REQUIRED ACTIONS
**A)** Reproduce the stretch of the essay on the Digital Public Library of America from "This post appeared" through "to celebrate it.".
**B)** Which democratic ideals do libraries physically embody, according to the essay on the Digital Public Library of America?
**C)** Pick up the essay on the Digital Public Library of America after its final sentence and keep writing it.
··· PASSAGE ···
This post appeared originally on PBS MediaShift
Why would anyone want to attend a party to celebrate the opening of a
virtual repository of metadata? A better question might be — what is a
virtual repository of metadata? In this case, the repository I’m talking
about is the Digital Public Library of America,
which launched on April 18.* Underneath its beautiful website and
inviting tag line, “A Wealth of Knowledge,” the DPLA is a set of linked,
accessible, digital materials from libraries, archives and museums
around the country. It’s one of hundreds of such national or regional
libraries launched in the last several years. And yes, I, and hundreds
of others, had booked plane tickets and hotel rooms and packed my party
clothes to celebrate it.

I see the DPLA as an encouraging example of our emerging digital
civil society. Libraries in their familiar form represent community
centers of knowledge, havens for voracious readers, on-ramps to
broadband, and accessible hubs staffed by expert researchers there to
help you. In the U.S., they rely on tax revenue and philanthropic
resources and are often governed and managed by a robust mix of citizen
volunteers, professional experts, and public servants. They physically
embody the democratic ideals of inclusion, pluralism, participation, and
progress.
The digital form evolves from these same ideals, yet must work within
a digital economic frame that is distinct from its analog predecessor.
Digital materials raise deep questions about ownership, permanence, and
access. In its approach to each of these questions, the DPLA is on the
frontier of what building a digital civil society will require. Like The Mozilla Foundation, Creative Commons, and WikiMedia,
the DPLA is a non-profit built entirely around data and people — the
future promises countless more such enterprises. Here are some of the
ways these “digital civil society” institutions matter.
Ownership
Ownership has at least three levels of relevant meaning — owning
original materials, owning copies, and owning (or governing) the
institution. First, the partners in DPLA own their collections. The DPLA
is a library without books. Instead of a stand-alone collection, it is
the set of common software codes and processes that connect existing
collections and adapts for future ones. And while DPLA has developed
these protocols, the institution’s success
relies on them being freely open and used by others.
··· GIVEN DATA ···
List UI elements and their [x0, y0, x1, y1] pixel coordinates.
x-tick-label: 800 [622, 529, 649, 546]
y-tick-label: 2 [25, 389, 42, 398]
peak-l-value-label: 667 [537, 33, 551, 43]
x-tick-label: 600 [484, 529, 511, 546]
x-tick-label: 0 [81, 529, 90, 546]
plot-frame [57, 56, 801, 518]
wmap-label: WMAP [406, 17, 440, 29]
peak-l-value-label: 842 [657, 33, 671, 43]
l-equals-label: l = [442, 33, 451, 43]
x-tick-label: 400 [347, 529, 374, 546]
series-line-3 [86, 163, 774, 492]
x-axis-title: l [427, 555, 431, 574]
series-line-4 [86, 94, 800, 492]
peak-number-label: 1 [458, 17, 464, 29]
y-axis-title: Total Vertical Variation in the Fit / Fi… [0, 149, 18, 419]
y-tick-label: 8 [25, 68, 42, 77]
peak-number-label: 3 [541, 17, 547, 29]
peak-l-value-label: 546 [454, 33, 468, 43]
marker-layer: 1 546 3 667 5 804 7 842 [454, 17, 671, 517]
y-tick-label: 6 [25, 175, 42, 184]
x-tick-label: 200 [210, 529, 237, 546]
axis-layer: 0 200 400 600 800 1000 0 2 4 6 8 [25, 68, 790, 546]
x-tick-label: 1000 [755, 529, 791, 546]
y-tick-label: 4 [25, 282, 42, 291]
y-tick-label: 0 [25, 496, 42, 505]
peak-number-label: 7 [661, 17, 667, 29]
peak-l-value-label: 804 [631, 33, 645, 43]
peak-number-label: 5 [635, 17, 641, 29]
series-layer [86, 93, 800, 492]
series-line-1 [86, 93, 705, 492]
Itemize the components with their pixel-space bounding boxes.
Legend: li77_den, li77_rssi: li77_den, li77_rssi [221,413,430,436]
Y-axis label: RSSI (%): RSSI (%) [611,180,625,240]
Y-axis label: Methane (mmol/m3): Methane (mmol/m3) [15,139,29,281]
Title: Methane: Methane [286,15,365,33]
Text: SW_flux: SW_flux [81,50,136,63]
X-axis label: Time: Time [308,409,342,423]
···
RESPONSES BY ITEM NUMBER
**A)**
This post appeared originally on PBS MediaShift
Why would anyone want to attend a party to celebrate the opening of a
virtual repository of metadata? A better question might be — what is a
virtual repository of metadata? In this case, the repository I’m talking
about is the Digital Public Library of America,
which launched on April 18.* Underneath its beautiful website and
inviting tag line, “A Wealth of Knowledge,” the DPLA is a set of linked,
accessible, digital materials from libraries, archives and museums
around the country. It’s one of hundreds of such national or regional
libraries launched in the last several years. And yes, I, and hundreds
of others, had booked plane tickets and hotel rooms and packed my party
clothes to celebrate it.

**B)** Inclusion, pluralism, participation, and progress.

**C)**
Ownership in the digital age involves issues of copyright and
copying. Wide-open digital access to books still under copyright is both
legally complicated and a contentious challenge to existing business
models for authors and publishers. Rather than wait for these market and
legal battles to settle, the DPLA chose to launch with public domain
materials and participate in shaping policy and practice as real
readers, writers, and publishers use the site. The approach is to
encourage and uncover the practices that can inform new policies,
perhaps through new
authors’ alliance or a new type of “library license.”
Ownership also refers to how the DPLA is managed. While your local
library or library system is probably run by local professionals,
volunteers, and public servants, the DPLA has spent two years inviting
participation and input from authors, museum curators, bookstore owners,
librarians, technologists, readers, public servants, philanthropists,
and anyone else. Wikis and listservs, elections, volunteers and hired
staff, a board of directors from across the country — and every possible
online communication tool to gather input — are being used. The
commitment is to
open and transparent governance, drawing from all stakeholders.
Permanence
The Internet makes things permanent and fragile at the same time.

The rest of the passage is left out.